(Dataset records)
□ □ □ □

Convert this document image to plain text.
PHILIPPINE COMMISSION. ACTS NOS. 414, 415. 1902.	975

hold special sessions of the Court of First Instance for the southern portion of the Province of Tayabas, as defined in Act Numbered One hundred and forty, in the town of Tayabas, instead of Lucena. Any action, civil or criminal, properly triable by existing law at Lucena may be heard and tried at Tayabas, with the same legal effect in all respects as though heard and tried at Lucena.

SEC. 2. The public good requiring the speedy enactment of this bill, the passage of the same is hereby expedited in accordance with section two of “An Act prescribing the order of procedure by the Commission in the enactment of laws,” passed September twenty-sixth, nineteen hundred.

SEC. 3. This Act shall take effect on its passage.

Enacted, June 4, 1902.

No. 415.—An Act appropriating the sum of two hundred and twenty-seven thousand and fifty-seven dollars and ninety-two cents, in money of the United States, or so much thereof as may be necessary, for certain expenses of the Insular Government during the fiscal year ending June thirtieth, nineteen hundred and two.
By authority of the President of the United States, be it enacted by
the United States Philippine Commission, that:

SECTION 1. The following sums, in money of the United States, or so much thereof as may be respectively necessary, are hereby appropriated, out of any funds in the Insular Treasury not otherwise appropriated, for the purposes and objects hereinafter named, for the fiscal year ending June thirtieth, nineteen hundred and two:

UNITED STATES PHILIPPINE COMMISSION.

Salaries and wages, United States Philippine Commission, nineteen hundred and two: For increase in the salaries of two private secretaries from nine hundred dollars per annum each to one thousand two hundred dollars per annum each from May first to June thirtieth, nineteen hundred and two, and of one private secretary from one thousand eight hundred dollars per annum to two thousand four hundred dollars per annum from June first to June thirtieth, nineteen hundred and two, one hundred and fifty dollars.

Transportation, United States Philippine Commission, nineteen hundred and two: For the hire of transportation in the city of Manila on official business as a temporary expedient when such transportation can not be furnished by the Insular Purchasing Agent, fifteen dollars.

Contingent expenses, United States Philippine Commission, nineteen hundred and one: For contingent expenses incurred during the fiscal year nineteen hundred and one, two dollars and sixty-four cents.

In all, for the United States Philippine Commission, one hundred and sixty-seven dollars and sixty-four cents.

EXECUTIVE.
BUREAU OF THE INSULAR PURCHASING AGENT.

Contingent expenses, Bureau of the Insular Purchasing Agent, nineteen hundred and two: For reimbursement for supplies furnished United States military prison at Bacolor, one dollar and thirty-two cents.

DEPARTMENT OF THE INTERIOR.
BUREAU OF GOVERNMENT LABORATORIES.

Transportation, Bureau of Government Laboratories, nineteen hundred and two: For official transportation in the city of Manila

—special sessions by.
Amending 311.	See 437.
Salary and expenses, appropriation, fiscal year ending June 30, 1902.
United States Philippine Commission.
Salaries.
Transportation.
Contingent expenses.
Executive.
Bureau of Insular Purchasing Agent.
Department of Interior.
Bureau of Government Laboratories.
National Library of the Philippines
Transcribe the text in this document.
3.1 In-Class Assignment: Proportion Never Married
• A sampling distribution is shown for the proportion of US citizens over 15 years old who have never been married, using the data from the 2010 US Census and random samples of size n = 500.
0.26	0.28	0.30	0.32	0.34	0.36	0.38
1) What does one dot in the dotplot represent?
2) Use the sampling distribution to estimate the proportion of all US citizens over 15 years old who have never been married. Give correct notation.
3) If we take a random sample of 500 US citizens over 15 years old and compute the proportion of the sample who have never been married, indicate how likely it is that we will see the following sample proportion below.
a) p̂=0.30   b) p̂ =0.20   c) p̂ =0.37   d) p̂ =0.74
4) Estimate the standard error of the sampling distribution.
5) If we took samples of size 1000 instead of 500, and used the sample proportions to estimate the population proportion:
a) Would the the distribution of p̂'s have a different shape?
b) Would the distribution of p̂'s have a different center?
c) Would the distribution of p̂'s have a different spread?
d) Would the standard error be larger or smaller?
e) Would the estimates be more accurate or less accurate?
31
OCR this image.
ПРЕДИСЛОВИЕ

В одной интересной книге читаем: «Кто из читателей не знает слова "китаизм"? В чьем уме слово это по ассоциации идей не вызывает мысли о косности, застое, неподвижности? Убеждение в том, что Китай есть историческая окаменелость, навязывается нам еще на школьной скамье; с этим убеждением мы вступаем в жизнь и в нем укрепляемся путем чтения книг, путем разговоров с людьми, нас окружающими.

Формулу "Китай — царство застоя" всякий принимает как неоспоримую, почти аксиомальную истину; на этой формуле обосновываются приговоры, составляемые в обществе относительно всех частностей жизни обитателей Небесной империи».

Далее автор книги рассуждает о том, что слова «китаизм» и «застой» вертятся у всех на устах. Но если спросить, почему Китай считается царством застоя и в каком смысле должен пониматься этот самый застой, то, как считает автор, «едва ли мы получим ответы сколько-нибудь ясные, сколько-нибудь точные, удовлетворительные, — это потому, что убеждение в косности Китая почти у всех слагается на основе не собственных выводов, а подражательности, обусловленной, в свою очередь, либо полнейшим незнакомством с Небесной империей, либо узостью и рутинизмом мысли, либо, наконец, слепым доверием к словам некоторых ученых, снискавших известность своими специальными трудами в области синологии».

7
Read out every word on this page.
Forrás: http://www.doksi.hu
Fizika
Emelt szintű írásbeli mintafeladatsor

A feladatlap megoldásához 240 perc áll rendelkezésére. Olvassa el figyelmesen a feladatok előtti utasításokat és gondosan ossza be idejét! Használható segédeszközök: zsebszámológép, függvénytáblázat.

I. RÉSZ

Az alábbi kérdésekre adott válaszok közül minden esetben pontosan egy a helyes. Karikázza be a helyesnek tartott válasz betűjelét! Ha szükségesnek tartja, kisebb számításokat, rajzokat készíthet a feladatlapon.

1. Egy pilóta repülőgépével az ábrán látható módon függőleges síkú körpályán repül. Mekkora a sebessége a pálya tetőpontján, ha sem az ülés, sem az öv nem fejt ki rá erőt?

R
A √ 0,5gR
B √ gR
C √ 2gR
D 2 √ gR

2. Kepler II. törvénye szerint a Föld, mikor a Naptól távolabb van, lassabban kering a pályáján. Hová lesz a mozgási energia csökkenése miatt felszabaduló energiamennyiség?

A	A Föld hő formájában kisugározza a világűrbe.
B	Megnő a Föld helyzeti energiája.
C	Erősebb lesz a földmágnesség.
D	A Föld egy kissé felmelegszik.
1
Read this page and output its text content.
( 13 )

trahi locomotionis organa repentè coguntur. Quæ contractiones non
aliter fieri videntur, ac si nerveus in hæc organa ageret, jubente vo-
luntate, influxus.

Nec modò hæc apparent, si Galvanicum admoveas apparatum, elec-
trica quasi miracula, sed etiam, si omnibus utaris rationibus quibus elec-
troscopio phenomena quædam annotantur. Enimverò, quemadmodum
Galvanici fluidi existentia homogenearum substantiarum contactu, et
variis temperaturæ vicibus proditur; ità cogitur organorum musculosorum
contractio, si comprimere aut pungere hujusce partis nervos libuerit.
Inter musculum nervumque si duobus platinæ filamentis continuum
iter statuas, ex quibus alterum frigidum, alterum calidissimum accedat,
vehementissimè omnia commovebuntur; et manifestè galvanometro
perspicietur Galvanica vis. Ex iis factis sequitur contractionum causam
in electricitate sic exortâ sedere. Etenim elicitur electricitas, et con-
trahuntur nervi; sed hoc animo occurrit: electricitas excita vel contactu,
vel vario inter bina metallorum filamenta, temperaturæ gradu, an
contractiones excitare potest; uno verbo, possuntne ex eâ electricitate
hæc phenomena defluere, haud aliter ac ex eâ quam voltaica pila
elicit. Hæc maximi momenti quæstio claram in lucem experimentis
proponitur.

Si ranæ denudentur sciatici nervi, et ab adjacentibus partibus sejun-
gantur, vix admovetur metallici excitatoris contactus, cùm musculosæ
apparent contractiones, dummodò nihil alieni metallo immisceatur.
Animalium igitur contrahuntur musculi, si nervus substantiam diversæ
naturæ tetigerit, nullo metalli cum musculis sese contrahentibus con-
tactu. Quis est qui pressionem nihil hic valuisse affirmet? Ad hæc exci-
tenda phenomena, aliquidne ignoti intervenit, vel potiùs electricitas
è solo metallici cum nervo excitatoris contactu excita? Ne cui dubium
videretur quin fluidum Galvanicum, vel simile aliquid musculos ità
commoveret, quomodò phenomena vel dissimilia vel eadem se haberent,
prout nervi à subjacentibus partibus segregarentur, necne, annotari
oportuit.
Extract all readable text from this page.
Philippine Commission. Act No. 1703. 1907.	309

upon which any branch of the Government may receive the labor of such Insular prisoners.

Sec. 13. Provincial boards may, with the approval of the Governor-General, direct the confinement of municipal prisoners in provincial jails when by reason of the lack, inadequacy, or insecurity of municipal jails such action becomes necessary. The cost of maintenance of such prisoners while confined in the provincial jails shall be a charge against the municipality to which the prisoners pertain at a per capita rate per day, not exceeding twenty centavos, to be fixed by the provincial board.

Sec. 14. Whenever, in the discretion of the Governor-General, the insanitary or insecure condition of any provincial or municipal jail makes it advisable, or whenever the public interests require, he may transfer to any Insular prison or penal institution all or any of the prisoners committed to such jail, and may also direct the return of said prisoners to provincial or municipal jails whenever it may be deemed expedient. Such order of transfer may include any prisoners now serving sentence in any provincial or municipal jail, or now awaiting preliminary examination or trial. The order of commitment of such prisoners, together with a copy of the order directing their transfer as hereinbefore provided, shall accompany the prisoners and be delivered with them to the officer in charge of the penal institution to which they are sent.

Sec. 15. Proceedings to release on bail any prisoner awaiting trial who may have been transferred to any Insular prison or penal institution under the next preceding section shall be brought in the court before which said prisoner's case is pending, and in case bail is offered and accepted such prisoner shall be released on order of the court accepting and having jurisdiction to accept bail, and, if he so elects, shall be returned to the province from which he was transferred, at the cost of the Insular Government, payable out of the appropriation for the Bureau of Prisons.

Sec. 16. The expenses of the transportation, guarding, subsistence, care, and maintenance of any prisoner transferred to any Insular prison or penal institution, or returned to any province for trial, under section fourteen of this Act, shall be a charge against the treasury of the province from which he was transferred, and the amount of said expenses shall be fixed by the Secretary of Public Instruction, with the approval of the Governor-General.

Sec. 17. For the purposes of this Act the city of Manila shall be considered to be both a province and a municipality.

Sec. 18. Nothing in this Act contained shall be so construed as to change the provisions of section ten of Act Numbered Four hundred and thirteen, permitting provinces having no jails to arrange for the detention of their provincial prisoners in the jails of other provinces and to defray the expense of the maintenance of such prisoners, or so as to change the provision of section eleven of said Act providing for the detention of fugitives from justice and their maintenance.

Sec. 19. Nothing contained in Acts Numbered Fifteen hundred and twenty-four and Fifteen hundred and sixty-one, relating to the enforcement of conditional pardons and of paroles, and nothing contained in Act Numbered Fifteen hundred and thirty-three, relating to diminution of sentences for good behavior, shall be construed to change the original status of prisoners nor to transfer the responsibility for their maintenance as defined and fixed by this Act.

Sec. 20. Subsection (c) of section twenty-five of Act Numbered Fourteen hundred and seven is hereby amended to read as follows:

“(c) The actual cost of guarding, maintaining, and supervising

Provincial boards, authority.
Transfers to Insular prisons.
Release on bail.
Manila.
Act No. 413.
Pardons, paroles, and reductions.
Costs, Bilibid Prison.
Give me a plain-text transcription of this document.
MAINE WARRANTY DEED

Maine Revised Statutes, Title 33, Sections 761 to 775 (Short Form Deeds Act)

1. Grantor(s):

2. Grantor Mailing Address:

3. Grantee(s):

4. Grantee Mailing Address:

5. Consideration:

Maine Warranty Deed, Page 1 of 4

□ □ □ □

| TASK STATEMENT |
Copy every line from the records above that contains the word "почти".

| REPLY TO THE TASK |
Формулу "Китай — царство застоя" всякий принимает как неоспоримую, почти аксиомальную истину; на этой формуле обосновываются приговоры, составляемые в обществе относительно всех частностей жизни обитателей Небесной империи».
Далее автор книги рассуждает о том, что слова «китаизм» и «застой» вертятся у всех на устах. Но если спросить, почему Китай считается царством застоя и в каком смысле должен пониматься этот самый застой, то, как считает автор, «едва ли мы получим ответы сколько-нибудь ясные, сколько-нибудь точные, удовлетворительные, — это потому, что убеждение в косности Китая почти у всех слагается на основе не собственных выводов, а подражательности, обусловленной, в свою очередь, либо полнейшим незнакомством с Небесной империей, либо узостью и рутинизмом мысли, либо, наконец, слепым доверием к словам некоторых ученых, снискавших известность своими специальными трудами в области синологии».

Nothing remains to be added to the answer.